» **Texte à lire**
--------------------------------
L’Union africaine (UA) et la Communauté économique des Etats d’Afrique de l’Ouest (Cédéao) ont reconnu la réélection d’Alassane Ouattara à un troisième mandat controversé à la tête du pays, où la situation politique et sécuritaire reste tendue.
Le président Alassane Ouattara a reçu, mardi 10 novembre, le renfort public de ses pairs africains qui ont reconnu sa réélection à un troisième mandat controversé à la tête de la Côte d’Ivoire.
Dans des communiqués, l’Union africaine (UA) et la Communauté économique des Etats d’Afrique de l’Ouest (Cédéao) ont félicité le chef de l’Etat ivoirien, après la validation définitive lundi par le Conseil constitutionnel de la victoire de M. Ouattara au premier tour du scrutin présidentiel du 31 octobre avec 94,27 % des voix, pour un troisième mandat que l’opposition juge inconstitutionnel. La présidence ivoirienne a aussi reçu, par courrier, des messages du Maroc, du Sénégal, du Togo et du Ghana, selon une source proche de la présidence.
L’opposition ivoirienne a boycotté l’élection et refuse de reconnaître sa validité. Les troubles liés à l’élection ont fait une cinquantaine de morts depuis trois mois, dont une dizaine lundi, alors que l’opposition avait appelé à une journée de mobilisation.
La situation restait tendue mardi, avec, notamment, des affrontements intercommunautaires à M’Batto, à 200 km d’Abidjan. Au moins deux personnes y sont mortes lundi et mardi, selon des sources sécuritaires, alors que de nombreux habitants de la région parlent d’un bilan plus lourd lors de ces heurts entre des Agni, ethnie locale réputée pro-opposition, et des Dioula originaires du Nord, réputés pro-Ouattara. Des forces de sécurité ont été envoyées dans ce village.
--------------------------------
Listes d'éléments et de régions
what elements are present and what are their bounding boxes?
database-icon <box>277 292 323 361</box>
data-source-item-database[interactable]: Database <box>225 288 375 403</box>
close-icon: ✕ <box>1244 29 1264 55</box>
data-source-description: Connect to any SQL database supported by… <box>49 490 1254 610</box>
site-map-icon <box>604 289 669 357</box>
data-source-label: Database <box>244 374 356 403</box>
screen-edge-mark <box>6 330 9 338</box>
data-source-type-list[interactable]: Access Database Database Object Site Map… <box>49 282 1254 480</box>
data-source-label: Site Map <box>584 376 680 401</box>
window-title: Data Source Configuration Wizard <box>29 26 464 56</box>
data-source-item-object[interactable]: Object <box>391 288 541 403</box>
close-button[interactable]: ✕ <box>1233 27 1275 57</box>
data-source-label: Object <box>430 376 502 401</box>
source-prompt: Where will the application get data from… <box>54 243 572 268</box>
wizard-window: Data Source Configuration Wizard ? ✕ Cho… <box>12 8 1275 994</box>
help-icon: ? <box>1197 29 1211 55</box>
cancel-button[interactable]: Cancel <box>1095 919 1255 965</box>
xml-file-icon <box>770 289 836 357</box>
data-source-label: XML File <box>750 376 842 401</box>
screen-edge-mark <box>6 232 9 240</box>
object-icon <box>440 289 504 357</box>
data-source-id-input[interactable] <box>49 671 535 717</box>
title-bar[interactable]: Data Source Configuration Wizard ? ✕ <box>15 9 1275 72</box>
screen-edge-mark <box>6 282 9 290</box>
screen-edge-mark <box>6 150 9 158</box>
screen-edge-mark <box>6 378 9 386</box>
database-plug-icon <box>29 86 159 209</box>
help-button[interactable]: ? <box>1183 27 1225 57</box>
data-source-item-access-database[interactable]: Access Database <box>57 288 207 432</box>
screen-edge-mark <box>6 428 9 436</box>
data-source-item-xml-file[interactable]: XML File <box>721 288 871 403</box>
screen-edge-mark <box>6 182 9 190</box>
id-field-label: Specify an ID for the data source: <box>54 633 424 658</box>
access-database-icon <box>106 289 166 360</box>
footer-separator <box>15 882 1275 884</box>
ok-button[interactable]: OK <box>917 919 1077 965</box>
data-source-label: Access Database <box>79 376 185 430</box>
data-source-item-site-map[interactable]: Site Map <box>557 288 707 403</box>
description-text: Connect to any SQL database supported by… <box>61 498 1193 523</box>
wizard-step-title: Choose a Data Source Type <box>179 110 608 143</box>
--------------------------------
» **À faire**
(A) Répondez à ces questions sur l'article consacré à la réélection d'Alassane Ouattara :
(i) Avec quel pourcentage des voix sa victoire au premier tour a-t-elle été validée ?
(ii) Combien de morts les troubles liés à l'élection ont-ils fait depuis trois mois ?
(iii) À quelle distance d'Abidjan se trouve M'Batto ?
(B) Écrivez la suite de l'article sur la réélection d'Alassane Ouattara, après sa dernière phrase.
Les entrées n'interviennent pas dans ce travail.

» **Réponses**
(A)
(i) 94,27 % des voix.
(ii) Une cinquantaine de morts.
(iii) À 200 km.

(B)
Le président Ouattara invite son opposant à une « rencontre »
Alors que le pouvoir et l’opposition ivoiriens sont à couteaux tirés, l’UA « invite tous les acteurs politiques à privilégier le dialogue pour préserver la cohésion sociale et la paix », et la Cédéao « exhorte » le président Ouattara à « tout mettre en œuvre en faveur du rassemblement des Ivoiriens ». Les deux institutions panafricaines soulignent que le dialogue doit se faire dans le « respect des institutions » (UA) et des « voies du droit » (Cédéao), alors que l’opposition a annoncé la mise en place d’un régime de « transition » au lendemain du scrutin.
Lundi soir, lors d’une adresse télévisée à la nation, le président Ouattara a invité son principal opposant, l’ex-président Henri Konan Bédié, à « une rencontre dans les tout prochains jours pour un dialogue franc et sincère en vue de rétablir la confiance ».
Un signe d’apaisement après avoir usé de la manière forte face à l’opposition : à l’exception de M. Bédié, tous ses leadeurs font l’objet de poursuites judiciaires et ont été emprisonnés, ou sont bloqués chez eux par les forces de l’ordre, à la suite de la création d’un « Conseil national de transition » (CNT).
« Même un bébé de 2 ans ne fait plus confiance à Ouattara »
Ni M. Bédié ni son Parti démocratique de Côte d’Ivoire (PDCI) n’ont encore réagi officiellement à l’offre du président Ouattara. Mais N’Goran Djiedri, directeur général de l’administration du PDCI et dirigeant d’un de ses courants – Notre Héritage –, a posé des conditions. « Oui au dialogue, mais avec la plate-forme de l’opposition et avec un médiateur de l’ONU », a-t-il déclaré à l’Agence France-Presse (AFP). « Même un bébé de 2 ans ne fait plus confiance à Alassane Ouattara », a-t-il ajouté.
« L’ex-président de la Côte d’Ivoire [Alassane Ouattara] appelle l’opposition ivoirienne au dialogue avec la même intention que le loup affamé appellerait l’agneau au dialogue », a réagi, de son côté, Guillaume Soro, l’ex-chef de la rébellion et ancien premier ministre, devenu opposant farouche au régime et en exil à l’étranger, s’exprimant sur Twitter.
Par la voix de son ministre des affaires étrangères, Jean-Yves Le Drian, la France a estimé que l’offre de dialogue de M. Ouattara allait « dans le bon sens », mais souhaité que « des actes contribuent à l’apaisement ».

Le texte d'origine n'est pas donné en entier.